▶ _SET TASK_
Tally the lines below that contain the word "关于印发", and give only that number.

### INPUT MATERIAL ###

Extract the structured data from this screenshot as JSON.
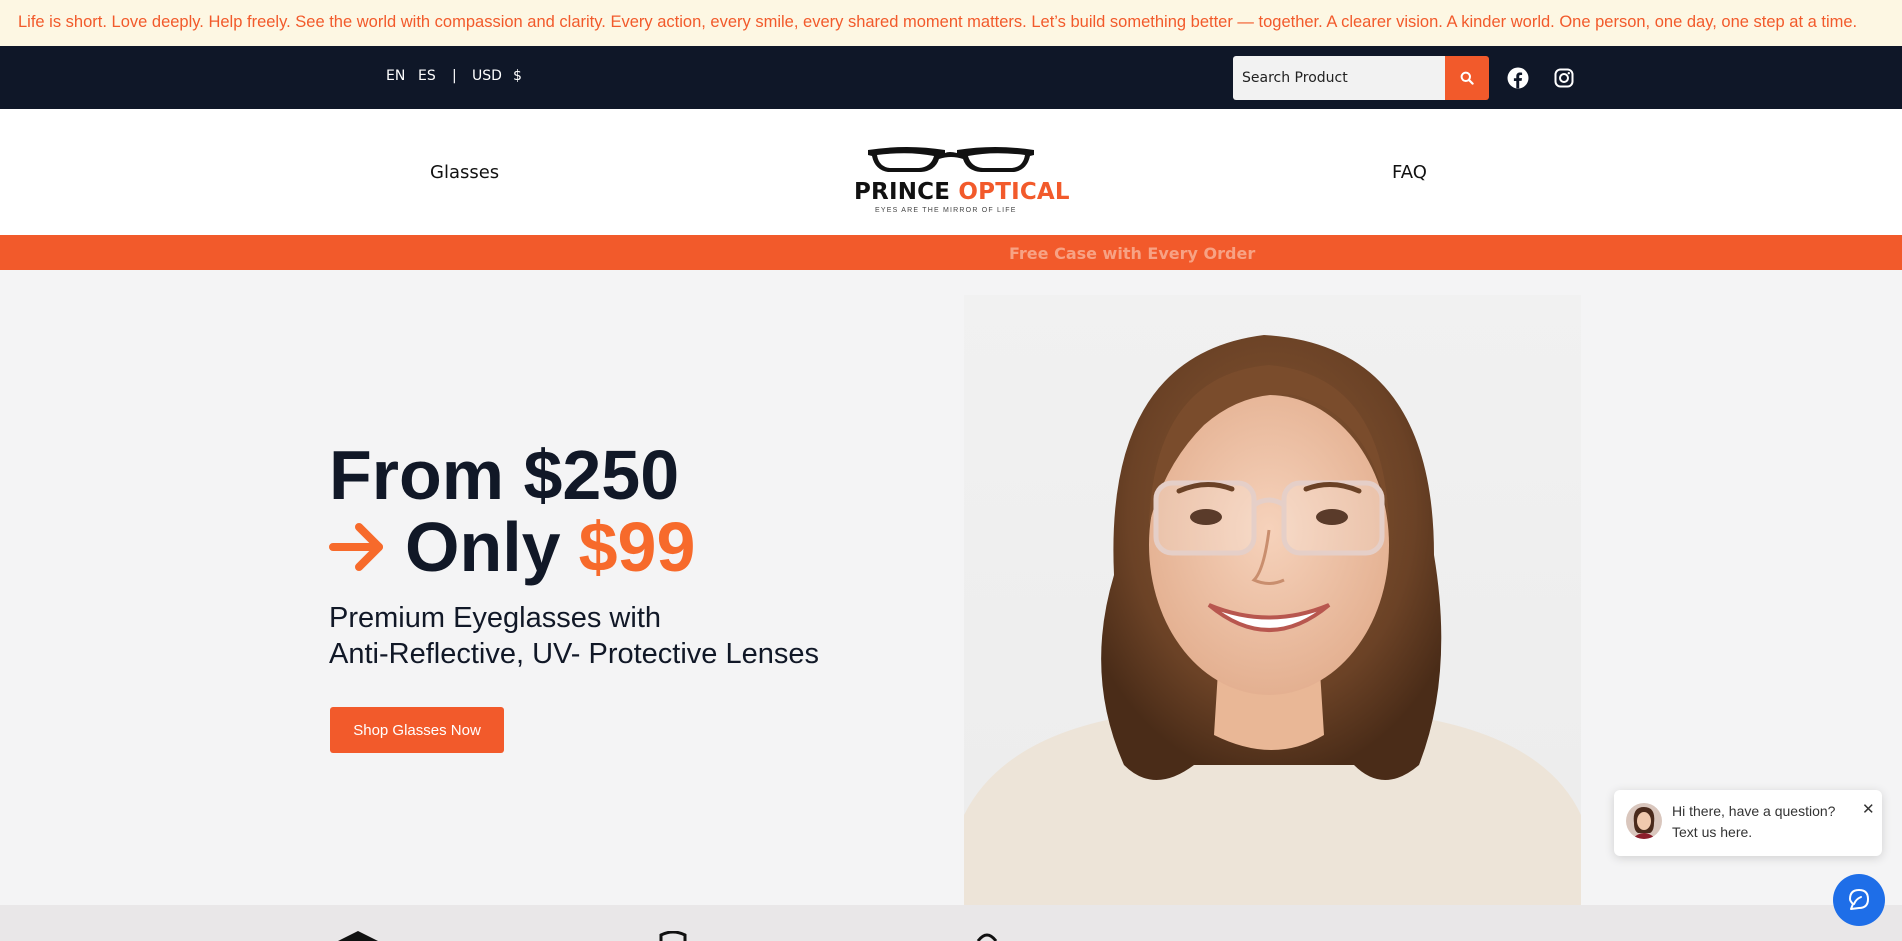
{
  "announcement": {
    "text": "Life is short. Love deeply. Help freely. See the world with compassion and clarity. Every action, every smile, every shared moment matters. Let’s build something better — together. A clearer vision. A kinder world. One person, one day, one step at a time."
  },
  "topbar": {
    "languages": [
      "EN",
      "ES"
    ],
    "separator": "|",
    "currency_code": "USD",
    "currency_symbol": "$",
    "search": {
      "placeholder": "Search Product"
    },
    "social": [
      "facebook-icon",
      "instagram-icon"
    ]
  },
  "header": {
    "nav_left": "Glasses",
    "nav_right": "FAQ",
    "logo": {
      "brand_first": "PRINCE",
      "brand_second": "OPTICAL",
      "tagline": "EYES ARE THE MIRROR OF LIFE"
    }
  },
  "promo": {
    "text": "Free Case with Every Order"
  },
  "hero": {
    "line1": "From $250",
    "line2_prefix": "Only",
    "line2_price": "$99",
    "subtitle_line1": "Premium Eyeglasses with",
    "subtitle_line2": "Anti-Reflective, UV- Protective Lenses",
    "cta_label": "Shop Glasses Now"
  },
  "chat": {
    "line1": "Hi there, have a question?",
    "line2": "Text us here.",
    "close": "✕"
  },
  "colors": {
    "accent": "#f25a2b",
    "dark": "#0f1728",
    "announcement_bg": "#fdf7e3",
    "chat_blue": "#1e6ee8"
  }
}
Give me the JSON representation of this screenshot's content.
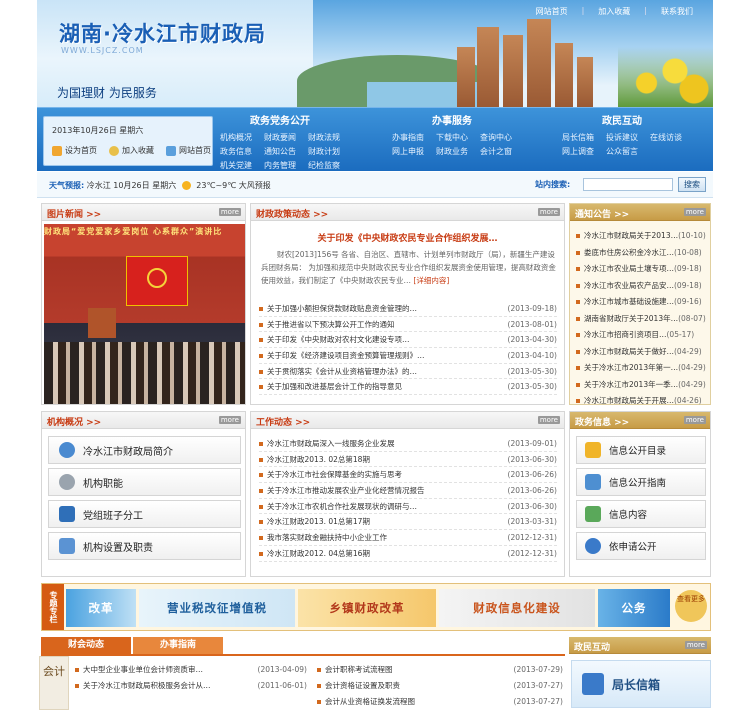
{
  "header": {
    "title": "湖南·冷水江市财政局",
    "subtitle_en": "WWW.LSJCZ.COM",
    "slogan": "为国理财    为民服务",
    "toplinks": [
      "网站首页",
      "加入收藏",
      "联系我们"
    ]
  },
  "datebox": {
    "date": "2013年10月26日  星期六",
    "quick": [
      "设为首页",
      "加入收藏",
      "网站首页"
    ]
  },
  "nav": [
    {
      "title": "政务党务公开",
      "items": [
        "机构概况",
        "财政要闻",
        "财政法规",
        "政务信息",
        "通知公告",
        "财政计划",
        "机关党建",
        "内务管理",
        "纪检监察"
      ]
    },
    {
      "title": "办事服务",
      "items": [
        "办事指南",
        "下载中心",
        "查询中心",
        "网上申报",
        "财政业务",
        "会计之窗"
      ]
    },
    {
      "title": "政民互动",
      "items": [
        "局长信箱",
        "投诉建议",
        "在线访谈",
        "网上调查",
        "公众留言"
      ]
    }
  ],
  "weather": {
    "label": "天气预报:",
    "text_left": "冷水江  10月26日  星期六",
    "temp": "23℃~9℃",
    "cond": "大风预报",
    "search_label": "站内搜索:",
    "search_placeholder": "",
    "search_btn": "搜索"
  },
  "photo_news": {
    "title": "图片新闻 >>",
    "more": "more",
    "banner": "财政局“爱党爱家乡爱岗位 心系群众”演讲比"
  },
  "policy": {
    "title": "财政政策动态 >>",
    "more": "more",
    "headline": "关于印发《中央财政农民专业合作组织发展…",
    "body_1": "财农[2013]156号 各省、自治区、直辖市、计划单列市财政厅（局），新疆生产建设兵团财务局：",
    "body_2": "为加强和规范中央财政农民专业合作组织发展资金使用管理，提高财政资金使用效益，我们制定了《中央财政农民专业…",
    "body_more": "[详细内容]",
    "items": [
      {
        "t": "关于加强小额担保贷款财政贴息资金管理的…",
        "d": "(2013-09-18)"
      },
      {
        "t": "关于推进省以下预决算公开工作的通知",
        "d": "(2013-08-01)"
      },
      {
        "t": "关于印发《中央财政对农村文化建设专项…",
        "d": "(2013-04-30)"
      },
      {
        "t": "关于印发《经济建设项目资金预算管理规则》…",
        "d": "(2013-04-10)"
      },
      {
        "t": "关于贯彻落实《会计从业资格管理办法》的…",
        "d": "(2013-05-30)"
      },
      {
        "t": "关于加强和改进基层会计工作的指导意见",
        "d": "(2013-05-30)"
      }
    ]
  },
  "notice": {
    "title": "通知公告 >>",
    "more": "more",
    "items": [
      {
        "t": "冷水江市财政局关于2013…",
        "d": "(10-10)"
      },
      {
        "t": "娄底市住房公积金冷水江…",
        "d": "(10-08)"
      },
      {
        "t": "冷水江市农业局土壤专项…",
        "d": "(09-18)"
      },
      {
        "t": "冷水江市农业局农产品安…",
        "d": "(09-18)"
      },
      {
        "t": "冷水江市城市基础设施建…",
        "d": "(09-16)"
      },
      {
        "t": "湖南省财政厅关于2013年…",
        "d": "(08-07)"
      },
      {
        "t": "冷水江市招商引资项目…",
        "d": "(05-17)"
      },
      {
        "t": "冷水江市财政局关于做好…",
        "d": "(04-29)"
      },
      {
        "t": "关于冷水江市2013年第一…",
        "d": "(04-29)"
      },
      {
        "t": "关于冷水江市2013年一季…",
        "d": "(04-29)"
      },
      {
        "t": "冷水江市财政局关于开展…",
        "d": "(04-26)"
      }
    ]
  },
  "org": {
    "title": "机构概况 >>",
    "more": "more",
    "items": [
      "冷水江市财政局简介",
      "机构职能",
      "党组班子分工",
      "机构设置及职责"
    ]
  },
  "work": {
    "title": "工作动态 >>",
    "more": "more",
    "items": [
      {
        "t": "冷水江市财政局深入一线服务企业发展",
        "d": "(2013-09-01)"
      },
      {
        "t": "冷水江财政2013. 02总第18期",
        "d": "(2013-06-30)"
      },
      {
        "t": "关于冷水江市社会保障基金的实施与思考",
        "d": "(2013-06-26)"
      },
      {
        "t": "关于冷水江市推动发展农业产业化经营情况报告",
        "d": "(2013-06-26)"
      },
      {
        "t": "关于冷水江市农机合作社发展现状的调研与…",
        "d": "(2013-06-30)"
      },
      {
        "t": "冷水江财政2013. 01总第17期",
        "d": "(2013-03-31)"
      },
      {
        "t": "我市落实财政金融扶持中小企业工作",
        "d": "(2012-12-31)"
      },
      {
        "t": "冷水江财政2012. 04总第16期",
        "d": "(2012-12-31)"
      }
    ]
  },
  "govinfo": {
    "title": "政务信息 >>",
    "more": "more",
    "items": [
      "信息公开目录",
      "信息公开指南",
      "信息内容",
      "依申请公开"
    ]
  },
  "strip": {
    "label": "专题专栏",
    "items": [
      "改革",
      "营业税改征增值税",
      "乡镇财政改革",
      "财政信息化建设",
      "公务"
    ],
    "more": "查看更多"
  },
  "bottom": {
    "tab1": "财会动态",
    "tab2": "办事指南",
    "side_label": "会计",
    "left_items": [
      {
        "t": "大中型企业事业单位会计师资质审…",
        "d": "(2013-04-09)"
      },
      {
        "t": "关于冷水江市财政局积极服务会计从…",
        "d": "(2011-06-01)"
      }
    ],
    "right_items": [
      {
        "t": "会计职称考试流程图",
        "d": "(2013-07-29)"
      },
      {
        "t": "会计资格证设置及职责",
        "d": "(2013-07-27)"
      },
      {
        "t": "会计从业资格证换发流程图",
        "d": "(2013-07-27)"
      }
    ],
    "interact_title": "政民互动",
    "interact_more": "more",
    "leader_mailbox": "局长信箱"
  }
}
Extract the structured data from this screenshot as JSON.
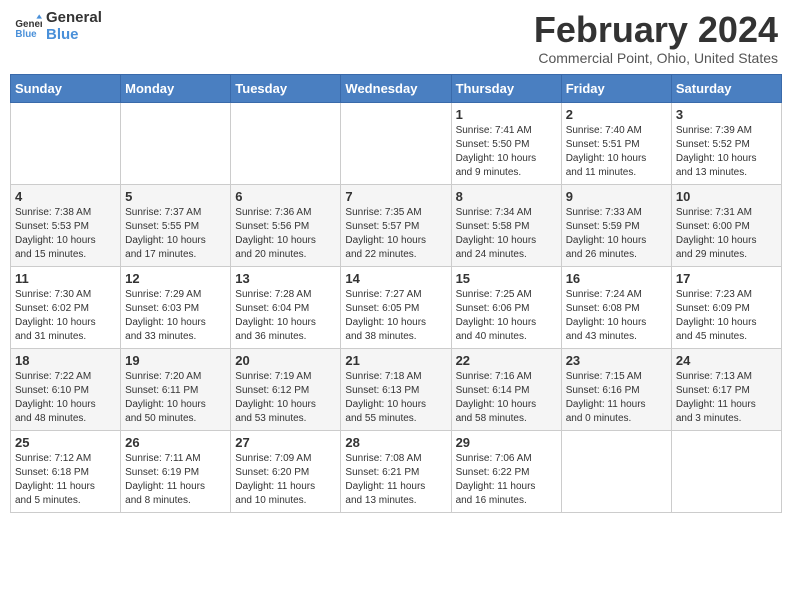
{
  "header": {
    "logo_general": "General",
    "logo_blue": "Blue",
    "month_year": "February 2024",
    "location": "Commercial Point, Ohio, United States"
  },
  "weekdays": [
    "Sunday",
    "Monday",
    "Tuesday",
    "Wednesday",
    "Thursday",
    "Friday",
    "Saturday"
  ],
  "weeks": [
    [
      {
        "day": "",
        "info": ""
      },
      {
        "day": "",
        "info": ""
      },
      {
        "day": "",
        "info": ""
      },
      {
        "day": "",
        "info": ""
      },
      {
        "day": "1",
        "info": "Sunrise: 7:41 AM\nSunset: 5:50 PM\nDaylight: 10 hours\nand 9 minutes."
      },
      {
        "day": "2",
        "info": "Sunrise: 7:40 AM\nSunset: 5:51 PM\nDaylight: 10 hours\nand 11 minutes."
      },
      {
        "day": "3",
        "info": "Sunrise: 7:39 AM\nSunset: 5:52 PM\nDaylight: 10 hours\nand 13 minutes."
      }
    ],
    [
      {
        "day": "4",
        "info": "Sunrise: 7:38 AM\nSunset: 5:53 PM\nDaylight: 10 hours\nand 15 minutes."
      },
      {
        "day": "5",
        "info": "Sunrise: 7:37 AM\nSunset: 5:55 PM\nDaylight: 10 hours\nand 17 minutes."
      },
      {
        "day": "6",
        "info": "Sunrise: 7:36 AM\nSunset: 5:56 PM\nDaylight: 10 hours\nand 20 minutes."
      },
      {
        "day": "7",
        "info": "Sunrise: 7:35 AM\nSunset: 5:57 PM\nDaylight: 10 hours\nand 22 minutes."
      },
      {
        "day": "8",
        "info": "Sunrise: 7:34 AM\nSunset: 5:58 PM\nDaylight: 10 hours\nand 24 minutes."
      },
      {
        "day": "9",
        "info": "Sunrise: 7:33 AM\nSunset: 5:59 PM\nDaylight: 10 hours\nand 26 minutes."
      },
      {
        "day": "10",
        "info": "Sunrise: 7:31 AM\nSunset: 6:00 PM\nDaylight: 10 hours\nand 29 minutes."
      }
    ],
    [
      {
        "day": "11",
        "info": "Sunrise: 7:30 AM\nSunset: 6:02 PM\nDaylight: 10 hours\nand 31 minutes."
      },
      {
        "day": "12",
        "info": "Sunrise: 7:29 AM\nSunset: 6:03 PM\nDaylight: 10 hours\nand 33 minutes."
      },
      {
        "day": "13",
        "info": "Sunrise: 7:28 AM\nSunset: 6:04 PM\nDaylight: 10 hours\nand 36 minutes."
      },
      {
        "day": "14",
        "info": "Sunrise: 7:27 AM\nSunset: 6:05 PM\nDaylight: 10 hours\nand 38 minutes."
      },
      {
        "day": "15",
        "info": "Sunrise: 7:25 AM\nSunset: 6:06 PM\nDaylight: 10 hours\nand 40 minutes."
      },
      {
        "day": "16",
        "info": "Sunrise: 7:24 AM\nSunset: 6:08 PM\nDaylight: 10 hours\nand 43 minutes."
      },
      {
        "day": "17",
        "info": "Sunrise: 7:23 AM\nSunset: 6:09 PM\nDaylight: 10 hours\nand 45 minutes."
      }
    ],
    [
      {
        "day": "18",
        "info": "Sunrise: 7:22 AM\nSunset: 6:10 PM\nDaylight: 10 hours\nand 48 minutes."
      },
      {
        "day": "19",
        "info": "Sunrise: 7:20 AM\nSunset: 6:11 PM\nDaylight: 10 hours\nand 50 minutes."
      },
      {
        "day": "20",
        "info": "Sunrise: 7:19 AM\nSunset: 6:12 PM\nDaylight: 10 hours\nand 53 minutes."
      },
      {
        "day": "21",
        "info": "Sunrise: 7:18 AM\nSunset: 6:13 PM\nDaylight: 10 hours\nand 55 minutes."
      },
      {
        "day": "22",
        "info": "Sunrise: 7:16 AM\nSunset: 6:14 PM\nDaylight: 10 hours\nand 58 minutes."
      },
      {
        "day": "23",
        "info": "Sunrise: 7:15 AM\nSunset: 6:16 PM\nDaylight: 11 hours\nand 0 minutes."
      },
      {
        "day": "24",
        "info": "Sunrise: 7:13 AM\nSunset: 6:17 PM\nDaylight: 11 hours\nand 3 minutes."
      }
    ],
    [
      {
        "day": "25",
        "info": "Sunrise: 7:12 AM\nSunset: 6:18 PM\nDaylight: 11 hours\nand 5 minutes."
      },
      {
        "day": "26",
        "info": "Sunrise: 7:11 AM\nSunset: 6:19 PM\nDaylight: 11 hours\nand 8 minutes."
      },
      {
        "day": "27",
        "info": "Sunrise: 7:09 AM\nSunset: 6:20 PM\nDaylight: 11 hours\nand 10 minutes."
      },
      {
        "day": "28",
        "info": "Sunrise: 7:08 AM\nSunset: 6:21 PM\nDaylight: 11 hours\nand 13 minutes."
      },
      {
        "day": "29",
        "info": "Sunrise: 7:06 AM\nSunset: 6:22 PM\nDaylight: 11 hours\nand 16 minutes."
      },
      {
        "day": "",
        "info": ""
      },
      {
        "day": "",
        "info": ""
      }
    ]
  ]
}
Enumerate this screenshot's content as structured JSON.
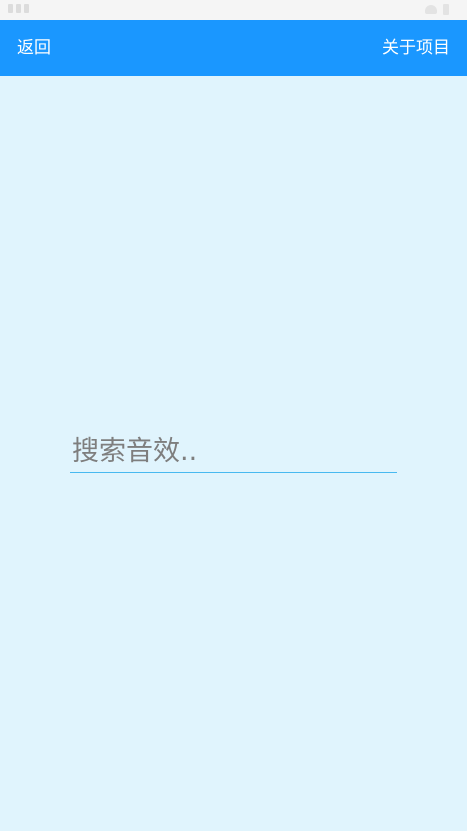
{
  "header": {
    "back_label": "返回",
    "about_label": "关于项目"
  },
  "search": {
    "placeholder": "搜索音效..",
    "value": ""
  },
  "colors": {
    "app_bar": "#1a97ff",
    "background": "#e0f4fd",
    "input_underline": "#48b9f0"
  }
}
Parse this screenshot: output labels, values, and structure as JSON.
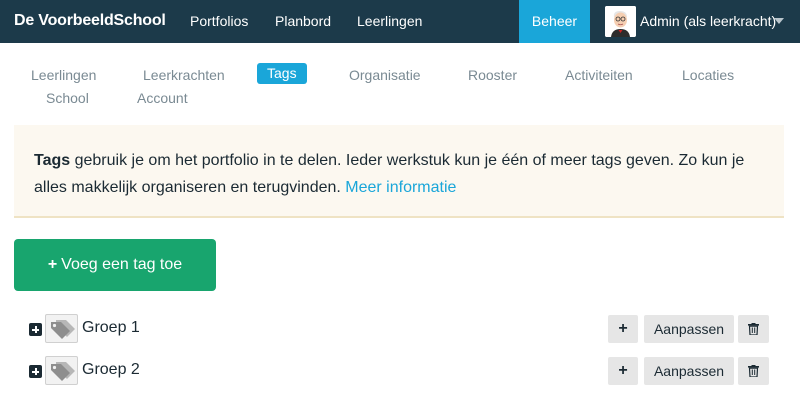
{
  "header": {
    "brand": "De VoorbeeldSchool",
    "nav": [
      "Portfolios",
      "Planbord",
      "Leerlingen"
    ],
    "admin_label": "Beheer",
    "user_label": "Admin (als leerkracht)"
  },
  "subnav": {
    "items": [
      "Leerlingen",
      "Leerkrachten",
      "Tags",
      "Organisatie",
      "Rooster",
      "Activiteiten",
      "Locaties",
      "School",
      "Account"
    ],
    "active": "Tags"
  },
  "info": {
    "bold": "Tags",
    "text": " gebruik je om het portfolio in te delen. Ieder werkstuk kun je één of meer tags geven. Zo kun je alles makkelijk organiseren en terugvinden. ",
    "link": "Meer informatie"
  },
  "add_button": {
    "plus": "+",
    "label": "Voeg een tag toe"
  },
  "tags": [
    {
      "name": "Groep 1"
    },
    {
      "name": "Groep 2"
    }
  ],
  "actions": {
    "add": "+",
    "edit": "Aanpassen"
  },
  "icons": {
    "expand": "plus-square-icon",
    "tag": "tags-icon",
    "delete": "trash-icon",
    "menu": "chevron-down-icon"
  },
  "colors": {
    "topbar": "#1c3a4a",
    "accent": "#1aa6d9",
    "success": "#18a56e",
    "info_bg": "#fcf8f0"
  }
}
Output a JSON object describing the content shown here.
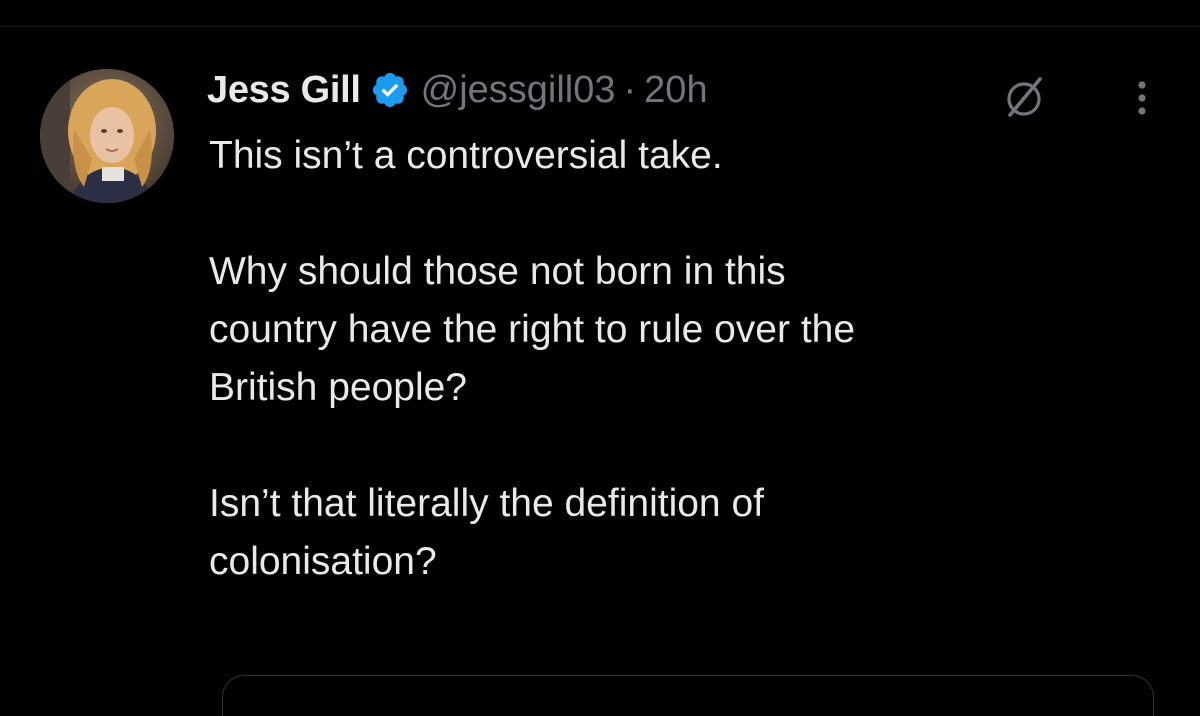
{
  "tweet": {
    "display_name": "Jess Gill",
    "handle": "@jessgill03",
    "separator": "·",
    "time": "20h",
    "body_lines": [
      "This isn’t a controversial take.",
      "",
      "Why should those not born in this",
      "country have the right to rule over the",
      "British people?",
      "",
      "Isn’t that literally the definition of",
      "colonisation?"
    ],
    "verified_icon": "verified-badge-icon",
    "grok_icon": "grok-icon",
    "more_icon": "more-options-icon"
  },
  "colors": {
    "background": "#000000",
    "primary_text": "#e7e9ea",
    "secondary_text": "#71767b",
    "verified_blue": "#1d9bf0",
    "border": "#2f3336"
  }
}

###

▶ _RESULT BELOW_
3